Stored entries
◆ ◆ ◆ ◆ ◆
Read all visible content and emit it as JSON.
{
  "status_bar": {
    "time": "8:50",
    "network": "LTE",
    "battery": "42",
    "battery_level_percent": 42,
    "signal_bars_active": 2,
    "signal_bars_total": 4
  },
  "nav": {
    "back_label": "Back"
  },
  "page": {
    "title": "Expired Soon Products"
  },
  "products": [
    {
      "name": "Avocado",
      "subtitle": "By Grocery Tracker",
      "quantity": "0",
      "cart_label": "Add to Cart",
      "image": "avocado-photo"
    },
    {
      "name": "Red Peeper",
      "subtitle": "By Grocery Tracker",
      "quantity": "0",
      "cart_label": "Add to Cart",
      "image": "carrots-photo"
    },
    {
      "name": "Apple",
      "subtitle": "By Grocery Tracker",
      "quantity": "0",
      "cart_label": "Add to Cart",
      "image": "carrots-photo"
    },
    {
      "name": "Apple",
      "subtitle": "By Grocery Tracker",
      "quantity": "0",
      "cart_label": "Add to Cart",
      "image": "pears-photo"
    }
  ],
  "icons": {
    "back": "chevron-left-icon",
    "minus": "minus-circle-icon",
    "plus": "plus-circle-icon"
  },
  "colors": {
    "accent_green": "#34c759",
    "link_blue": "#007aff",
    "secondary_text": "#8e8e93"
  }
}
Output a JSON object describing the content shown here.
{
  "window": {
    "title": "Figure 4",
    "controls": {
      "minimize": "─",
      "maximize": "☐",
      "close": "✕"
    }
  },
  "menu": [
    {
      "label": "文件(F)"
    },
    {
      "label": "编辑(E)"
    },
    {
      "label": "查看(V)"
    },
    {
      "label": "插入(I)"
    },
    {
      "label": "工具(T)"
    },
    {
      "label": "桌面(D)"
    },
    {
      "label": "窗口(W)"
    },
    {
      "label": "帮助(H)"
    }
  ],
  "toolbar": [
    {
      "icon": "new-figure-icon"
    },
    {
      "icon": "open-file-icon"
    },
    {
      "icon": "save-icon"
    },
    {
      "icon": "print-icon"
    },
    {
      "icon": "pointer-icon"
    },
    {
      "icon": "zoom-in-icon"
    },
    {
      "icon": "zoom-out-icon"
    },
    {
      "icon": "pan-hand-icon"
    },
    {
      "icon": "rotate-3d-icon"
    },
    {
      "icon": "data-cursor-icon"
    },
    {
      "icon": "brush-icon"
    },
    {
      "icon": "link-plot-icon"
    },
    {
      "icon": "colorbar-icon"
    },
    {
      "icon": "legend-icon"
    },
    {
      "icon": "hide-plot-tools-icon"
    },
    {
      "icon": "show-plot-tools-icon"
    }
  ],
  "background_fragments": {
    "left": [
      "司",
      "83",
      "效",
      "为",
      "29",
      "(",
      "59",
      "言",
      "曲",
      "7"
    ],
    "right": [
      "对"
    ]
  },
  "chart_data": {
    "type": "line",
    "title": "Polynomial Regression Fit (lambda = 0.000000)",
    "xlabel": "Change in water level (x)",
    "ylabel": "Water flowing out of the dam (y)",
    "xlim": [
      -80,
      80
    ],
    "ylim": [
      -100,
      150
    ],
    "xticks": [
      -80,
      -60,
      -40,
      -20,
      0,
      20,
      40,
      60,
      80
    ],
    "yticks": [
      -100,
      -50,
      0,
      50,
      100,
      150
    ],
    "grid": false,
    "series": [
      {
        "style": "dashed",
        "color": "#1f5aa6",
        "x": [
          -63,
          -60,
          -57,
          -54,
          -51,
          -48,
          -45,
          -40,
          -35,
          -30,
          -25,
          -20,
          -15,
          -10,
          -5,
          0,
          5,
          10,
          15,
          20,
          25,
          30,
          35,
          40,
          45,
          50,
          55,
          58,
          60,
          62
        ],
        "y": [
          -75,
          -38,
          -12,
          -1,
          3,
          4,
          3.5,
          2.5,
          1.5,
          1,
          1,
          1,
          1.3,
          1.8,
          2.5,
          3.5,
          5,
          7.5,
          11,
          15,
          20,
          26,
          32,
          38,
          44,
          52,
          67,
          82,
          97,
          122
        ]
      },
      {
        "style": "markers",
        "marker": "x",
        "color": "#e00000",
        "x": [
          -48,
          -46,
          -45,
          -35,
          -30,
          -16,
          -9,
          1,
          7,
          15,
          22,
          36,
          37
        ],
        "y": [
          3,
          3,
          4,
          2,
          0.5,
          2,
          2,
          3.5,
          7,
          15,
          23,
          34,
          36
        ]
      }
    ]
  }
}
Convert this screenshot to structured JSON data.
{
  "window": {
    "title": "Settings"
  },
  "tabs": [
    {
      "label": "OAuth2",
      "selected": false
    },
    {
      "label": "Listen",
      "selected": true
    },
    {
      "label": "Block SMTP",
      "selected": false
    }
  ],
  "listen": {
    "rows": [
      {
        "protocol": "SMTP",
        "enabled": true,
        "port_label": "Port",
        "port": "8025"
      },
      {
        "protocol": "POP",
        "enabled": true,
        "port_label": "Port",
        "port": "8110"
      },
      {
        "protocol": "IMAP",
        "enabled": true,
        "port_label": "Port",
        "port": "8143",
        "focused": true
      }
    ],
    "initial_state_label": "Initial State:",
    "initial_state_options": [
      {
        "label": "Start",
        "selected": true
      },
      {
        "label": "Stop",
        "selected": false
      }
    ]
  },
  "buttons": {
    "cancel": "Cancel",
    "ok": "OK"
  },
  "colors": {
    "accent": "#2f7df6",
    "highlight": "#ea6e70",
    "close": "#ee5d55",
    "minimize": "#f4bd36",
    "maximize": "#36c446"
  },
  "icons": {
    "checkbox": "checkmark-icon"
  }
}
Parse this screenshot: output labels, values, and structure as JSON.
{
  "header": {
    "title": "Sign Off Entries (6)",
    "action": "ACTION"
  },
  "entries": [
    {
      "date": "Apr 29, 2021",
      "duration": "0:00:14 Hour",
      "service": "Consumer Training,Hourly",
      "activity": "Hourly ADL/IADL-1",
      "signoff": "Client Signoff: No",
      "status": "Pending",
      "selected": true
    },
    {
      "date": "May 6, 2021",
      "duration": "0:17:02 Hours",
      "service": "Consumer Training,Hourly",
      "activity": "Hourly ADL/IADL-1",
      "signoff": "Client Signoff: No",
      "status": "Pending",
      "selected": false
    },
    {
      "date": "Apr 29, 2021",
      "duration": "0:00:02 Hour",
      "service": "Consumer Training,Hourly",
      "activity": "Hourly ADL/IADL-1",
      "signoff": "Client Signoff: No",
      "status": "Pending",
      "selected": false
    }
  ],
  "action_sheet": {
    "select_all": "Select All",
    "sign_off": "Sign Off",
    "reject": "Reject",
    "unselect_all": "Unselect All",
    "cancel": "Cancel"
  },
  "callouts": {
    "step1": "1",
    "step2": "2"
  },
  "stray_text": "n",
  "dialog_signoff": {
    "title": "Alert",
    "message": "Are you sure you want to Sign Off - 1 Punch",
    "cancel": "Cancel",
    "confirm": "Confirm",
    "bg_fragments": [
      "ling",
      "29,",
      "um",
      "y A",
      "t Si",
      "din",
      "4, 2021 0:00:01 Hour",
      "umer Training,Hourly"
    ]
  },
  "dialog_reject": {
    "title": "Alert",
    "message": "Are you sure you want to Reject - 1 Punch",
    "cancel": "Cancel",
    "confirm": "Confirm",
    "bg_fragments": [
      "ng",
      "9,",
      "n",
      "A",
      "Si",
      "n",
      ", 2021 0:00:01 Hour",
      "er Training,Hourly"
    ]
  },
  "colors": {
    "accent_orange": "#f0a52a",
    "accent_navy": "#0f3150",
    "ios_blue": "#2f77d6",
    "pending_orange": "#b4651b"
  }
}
◆ ◆ ◆ ◆ ◆
● **JOB**:
Exactly reproduce all of the entries above.

● **WRITTEN RESPONSE**:
Read all visible content and emit it as JSON.
{
  "status_bar": {
    "time": "8:50",
    "network": "LTE",
    "battery": "42",
    "battery_level_percent": 42,
    "signal_bars_active": 2,
    "signal_bars_total": 4
  },
  "nav": {
    "back_label": "Back"
  },
  "page": {
    "title": "Expired Soon Products"
  },
  "products": [
    {
      "name": "Avocado",
      "subtitle": "By Grocery Tracker",
      "quantity": "0",
      "cart_label": "Add to Cart",
      "image": "avocado-photo"
    },
    {
      "name": "Red Peeper",
      "subtitle": "By Grocery Tracker",
      "quantity": "0",
      "cart_label": "Add to Cart",
      "image": "carrots-photo"
    },
    {
      "name": "Apple",
      "subtitle": "By Grocery Tracker",
      "quantity": "0",
      "cart_label": "Add to Cart",
      "image": "carrots-photo"
    },
    {
      "name": "Apple",
      "subtitle": "By Grocery Tracker",
      "quantity": "0",
      "cart_label": "Add to Cart",
      "image": "pears-photo"
    }
  ],
  "icons": {
    "back": "chevron-left-icon",
    "minus": "minus-circle-icon",
    "plus": "plus-circle-icon"
  },
  "colors": {
    "accent_green": "#34c759",
    "link_blue": "#007aff",
    "secondary_text": "#8e8e93"
  }
}
Output a JSON object describing the content shown here.
{
  "window": {
    "title": "Figure 4",
    "controls": {
      "minimize": "─",
      "maximize": "☐",
      "close": "✕"
    }
  },
  "menu": [
    {
      "label": "文件(F)"
    },
    {
      "label": "编辑(E)"
    },
    {
      "label": "查看(V)"
    },
    {
      "label": "插入(I)"
    },
    {
      "label": "工具(T)"
    },
    {
      "label": "桌面(D)"
    },
    {
      "label": "窗口(W)"
    },
    {
      "label": "帮助(H)"
    }
  ],
  "toolbar": [
    {
      "icon": "new-figure-icon"
    },
    {
      "icon": "open-file-icon"
    },
    {
      "icon": "save-icon"
    },
    {
      "icon": "print-icon"
    },
    {
      "icon": "pointer-icon"
    },
    {
      "icon": "zoom-in-icon"
    },
    {
      "icon": "zoom-out-icon"
    },
    {
      "icon": "pan-hand-icon"
    },
    {
      "icon": "rotate-3d-icon"
    },
    {
      "icon": "data-cursor-icon"
    },
    {
      "icon": "brush-icon"
    },
    {
      "icon": "link-plot-icon"
    },
    {
      "icon": "colorbar-icon"
    },
    {
      "icon": "legend-icon"
    },
    {
      "icon": "hide-plot-tools-icon"
    },
    {
      "icon": "show-plot-tools-icon"
    }
  ],
  "background_fragments": {
    "left": [
      "司",
      "83",
      "效",
      "为",
      "29",
      "(",
      "59",
      "言",
      "曲",
      "7"
    ],
    "right": [
      "对"
    ]
  },
  "chart_data": {
    "type": "line",
    "title": "Polynomial Regression Fit (lambda = 0.000000)",
    "xlabel": "Change in water level (x)",
    "ylabel": "Water flowing out of the dam (y)",
    "xlim": [
      -80,
      80
    ],
    "ylim": [
      -100,
      150
    ],
    "xticks": [
      -80,
      -60,
      -40,
      -20,
      0,
      20,
      40,
      60,
      80
    ],
    "yticks": [
      -100,
      -50,
      0,
      50,
      100,
      150
    ],
    "grid": false,
    "series": [
      {
        "style": "dashed",
        "color": "#1f5aa6",
        "x": [
          -63,
          -60,
          -57,
          -54,
          -51,
          -48,
          -45,
          -40,
          -35,
          -30,
          -25,
          -20,
          -15,
          -10,
          -5,
          0,
          5,
          10,
          15,
          20,
          25,
          30,
          35,
          40,
          45,
          50,
          55,
          58,
          60,
          62
        ],
        "y": [
          -75,
          -38,
          -12,
          -1,
          3,
          4,
          3.5,
          2.5,
          1.5,
          1,
          1,
          1,
          1.3,
          1.8,
          2.5,
          3.5,
          5,
          7.5,
          11,
          15,
          20,
          26,
          32,
          38,
          44,
          52,
          67,
          82,
          97,
          122
        ]
      },
      {
        "style": "markers",
        "marker": "x",
        "color": "#e00000",
        "x": [
          -48,
          -46,
          -45,
          -35,
          -30,
          -16,
          -9,
          1,
          7,
          15,
          22,
          36,
          37
        ],
        "y": [
          3,
          3,
          4,
          2,
          0.5,
          2,
          2,
          3.5,
          7,
          15,
          23,
          34,
          36
        ]
      }
    ]
  }
}
Convert this screenshot to structured JSON data.
{
  "window": {
    "title": "Settings"
  },
  "tabs": [
    {
      "label": "OAuth2",
      "selected": false
    },
    {
      "label": "Listen",
      "selected": true
    },
    {
      "label": "Block SMTP",
      "selected": false
    }
  ],
  "listen": {
    "rows": [
      {
        "protocol": "SMTP",
        "enabled": true,
        "port_label": "Port",
        "port": "8025"
      },
      {
        "protocol": "POP",
        "enabled": true,
        "port_label": "Port",
        "port": "8110"
      },
      {
        "protocol": "IMAP",
        "enabled": true,
        "port_label": "Port",
        "port": "8143",
        "focused": true
      }
    ],
    "initial_state_label": "Initial State:",
    "initial_state_options": [
      {
        "label": "Start",
        "selected": true
      },
      {
        "label": "Stop",
        "selected": false
      }
    ]
  },
  "buttons": {
    "cancel": "Cancel",
    "ok": "OK"
  },
  "colors": {
    "accent": "#2f7df6",
    "highlight": "#ea6e70",
    "close": "#ee5d55",
    "minimize": "#f4bd36",
    "maximize": "#36c446"
  },
  "icons": {
    "checkbox": "checkmark-icon"
  }
}
Parse this screenshot: output labels, values, and structure as JSON.
{
  "header": {
    "title": "Sign Off Entries (6)",
    "action": "ACTION"
  },
  "entries": [
    {
      "date": "Apr 29, 2021",
      "duration": "0:00:14 Hour",
      "service": "Consumer Training,Hourly",
      "activity": "Hourly ADL/IADL-1",
      "signoff": "Client Signoff: No",
      "status": "Pending",
      "selected": true
    },
    {
      "date": "May 6, 2021",
      "duration": "0:17:02 Hours",
      "service": "Consumer Training,Hourly",
      "activity": "Hourly ADL/IADL-1",
      "signoff": "Client Signoff: No",
      "status": "Pending",
      "selected": false
    },
    {
      "date": "Apr 29, 2021",
      "duration": "0:00:02 Hour",
      "service": "Consumer Training,Hourly",
      "activity": "Hourly ADL/IADL-1",
      "signoff": "Client Signoff: No",
      "status": "Pending",
      "selected": false
    }
  ],
  "action_sheet": {
    "select_all": "Select All",
    "sign_off": "Sign Off",
    "reject": "Reject",
    "unselect_all": "Unselect All",
    "cancel": "Cancel"
  },
  "callouts": {
    "step1": "1",
    "step2": "2"
  },
  "stray_text": "n",
  "dialog_signoff": {
    "title": "Alert",
    "message": "Are you sure you want to Sign Off - 1 Punch",
    "cancel": "Cancel",
    "confirm": "Confirm",
    "bg_fragments": [
      "ling",
      "29,",
      "um",
      "y A",
      "t Si",
      "din",
      "4, 2021 0:00:01 Hour",
      "umer Training,Hourly"
    ]
  },
  "dialog_reject": {
    "title": "Alert",
    "message": "Are you sure you want to Reject - 1 Punch",
    "cancel": "Cancel",
    "confirm": "Confirm",
    "bg_fragments": [
      "ng",
      "9,",
      "n",
      "A",
      "Si",
      "n",
      ", 2021 0:00:01 Hour",
      "er Training,Hourly"
    ]
  },
  "colors": {
    "accent_orange": "#f0a52a",
    "accent_navy": "#0f3150",
    "ios_blue": "#2f77d6",
    "pending_orange": "#b4651b"
  }
}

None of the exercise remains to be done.